» **Problem details**
Output the full material exactly as it appears here.

» **Extracted records**
|---|

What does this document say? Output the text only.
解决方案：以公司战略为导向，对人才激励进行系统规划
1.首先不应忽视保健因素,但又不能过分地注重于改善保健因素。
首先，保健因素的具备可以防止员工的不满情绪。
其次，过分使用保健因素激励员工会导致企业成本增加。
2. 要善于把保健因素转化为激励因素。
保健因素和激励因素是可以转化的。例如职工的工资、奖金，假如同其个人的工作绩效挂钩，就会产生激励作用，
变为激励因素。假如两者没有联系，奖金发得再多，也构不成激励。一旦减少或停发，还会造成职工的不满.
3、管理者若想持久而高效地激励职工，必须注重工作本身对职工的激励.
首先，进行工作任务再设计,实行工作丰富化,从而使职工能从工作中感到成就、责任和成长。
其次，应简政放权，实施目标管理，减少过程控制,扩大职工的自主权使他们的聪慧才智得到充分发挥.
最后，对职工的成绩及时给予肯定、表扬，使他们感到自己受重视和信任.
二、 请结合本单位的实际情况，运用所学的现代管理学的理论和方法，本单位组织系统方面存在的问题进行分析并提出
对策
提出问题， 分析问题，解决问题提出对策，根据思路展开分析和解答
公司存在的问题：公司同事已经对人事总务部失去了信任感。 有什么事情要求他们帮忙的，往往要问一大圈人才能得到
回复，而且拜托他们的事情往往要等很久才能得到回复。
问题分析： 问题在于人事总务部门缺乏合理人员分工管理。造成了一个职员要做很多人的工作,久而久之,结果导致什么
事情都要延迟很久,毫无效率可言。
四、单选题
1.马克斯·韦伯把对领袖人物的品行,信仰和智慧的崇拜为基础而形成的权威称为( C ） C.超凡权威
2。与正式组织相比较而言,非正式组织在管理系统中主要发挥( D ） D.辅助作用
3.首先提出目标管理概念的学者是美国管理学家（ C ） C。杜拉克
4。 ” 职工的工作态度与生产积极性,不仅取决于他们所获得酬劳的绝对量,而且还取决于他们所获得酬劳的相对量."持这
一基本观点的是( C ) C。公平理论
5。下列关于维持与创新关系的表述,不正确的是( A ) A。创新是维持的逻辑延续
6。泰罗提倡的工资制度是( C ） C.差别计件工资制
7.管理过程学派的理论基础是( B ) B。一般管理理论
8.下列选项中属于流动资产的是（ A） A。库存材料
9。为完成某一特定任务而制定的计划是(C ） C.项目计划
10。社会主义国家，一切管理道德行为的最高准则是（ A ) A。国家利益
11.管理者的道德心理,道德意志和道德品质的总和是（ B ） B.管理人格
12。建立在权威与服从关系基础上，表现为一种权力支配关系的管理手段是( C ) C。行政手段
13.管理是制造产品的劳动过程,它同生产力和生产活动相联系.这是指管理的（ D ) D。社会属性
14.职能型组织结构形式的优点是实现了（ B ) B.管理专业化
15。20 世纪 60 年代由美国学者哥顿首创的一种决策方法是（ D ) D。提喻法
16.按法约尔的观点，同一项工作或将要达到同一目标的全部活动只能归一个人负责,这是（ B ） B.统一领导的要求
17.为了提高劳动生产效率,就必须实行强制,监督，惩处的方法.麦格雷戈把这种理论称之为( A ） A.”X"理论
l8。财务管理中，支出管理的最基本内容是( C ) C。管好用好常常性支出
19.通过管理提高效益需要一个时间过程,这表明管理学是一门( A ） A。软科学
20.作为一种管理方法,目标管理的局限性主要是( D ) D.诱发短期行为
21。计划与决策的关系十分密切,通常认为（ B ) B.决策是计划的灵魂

|---|

» **Answer below**
What does this document say? Output the text only.
解决方案：以公司战略为导向，对人才激励进行系统规划
1.首先不应忽视保健因素,但又不能过分地注重于改善保健因素。
首先，保健因素的具备可以防止员工的不满情绪。
其次，过分使用保健因素激励员工会导致企业成本增加。
2. 要善于把保健因素转化为激励因素。
保健因素和激励因素是可以转化的。例如职工的工资、奖金，假如同其个人的工作绩效挂钩，就会产生激励作用，
变为激励因素。假如两者没有联系，奖金发得再多，也构不成激励。一旦减少或停发，还会造成职工的不满.
3、管理者若想持久而高效地激励职工，必须注重工作本身对职工的激励.
首先，进行工作任务再设计,实行工作丰富化,从而使职工能从工作中感到成就、责任和成长。
其次，应简政放权，实施目标管理，减少过程控制,扩大职工的自主权使他们的聪慧才智得到充分发挥.
最后，对职工的成绩及时给予肯定、表扬，使他们感到自己受重视和信任.
二、 请结合本单位的实际情况，运用所学的现代管理学的理论和方法，本单位组织系统方面存在的问题进行分析并提出
对策
提出问题， 分析问题，解决问题提出对策，根据思路展开分析和解答
公司存在的问题：公司同事已经对人事总务部失去了信任感。 有什么事情要求他们帮忙的，往往要问一大圈人才能得到
回复，而且拜托他们的事情往往要等很久才能得到回复。
问题分析： 问题在于人事总务部门缺乏合理人员分工管理。造成了一个职员要做很多人的工作,久而久之,结果导致什么
事情都要延迟很久,毫无效率可言。
四、单选题
1.马克斯·韦伯把对领袖人物的品行,信仰和智慧的崇拜为基础而形成的权威称为( C ） C.超凡权威
2。与正式组织相比较而言,非正式组织在管理系统中主要发挥( D ） D.辅助作用
3.首先提出目标管理概念的学者是美国管理学家（ C ） C。杜拉克
4。 ” 职工的工作态度与生产积极性,不仅取决于他们所获得酬劳的绝对量,而且还取决于他们所获得酬劳的相对量."持这
一基本观点的是( C ) C。公平理论
5。下列关于维持与创新关系的表述,不正确的是( A ) A。创新是维持的逻辑延续
6。泰罗提倡的工资制度是( C ） C.差别计件工资制
7.管理过程学派的理论基础是( B ) B。一般管理理论
8.下列选项中属于流动资产的是（ A） A。库存材料
9。为完成某一特定任务而制定的计划是(C ） C.项目计划
10。社会主义国家，一切管理道德行为的最高准则是（ A ) A。国家利益
11.管理者的道德心理,道德意志和道德品质的总和是（ B ） B.管理人格
12。建立在权威与服从关系基础上，表现为一种权力支配关系的管理手段是( C ) C。行政手段
13.管理是制造产品的劳动过程,它同生产力和生产活动相联系.这是指管理的（ D ) D。社会属性
14.职能型组织结构形式的优点是实现了（ B ) B.管理专业化
15。20 世纪 60 年代由美国学者哥顿首创的一种决策方法是（ D ) D。提喻法
16.按法约尔的观点，同一项工作或将要达到同一目标的全部活动只能归一个人负责,这是（ B ） B.统一领导的要求
17.为了提高劳动生产效率,就必须实行强制,监督，惩处的方法.麦格雷戈把这种理论称之为( A ） A.”X"理论
l8。财务管理中，支出管理的最基本内容是( C ) C。管好用好常常性支出
19.通过管理提高效益需要一个时间过程,这表明管理学是一门( A ） A。软科学
20.作为一种管理方法,目标管理的局限性主要是( D ) D.诱发短期行为
21。计划与决策的关系十分密切,通常认为（ B ) B.决策是计划的灵魂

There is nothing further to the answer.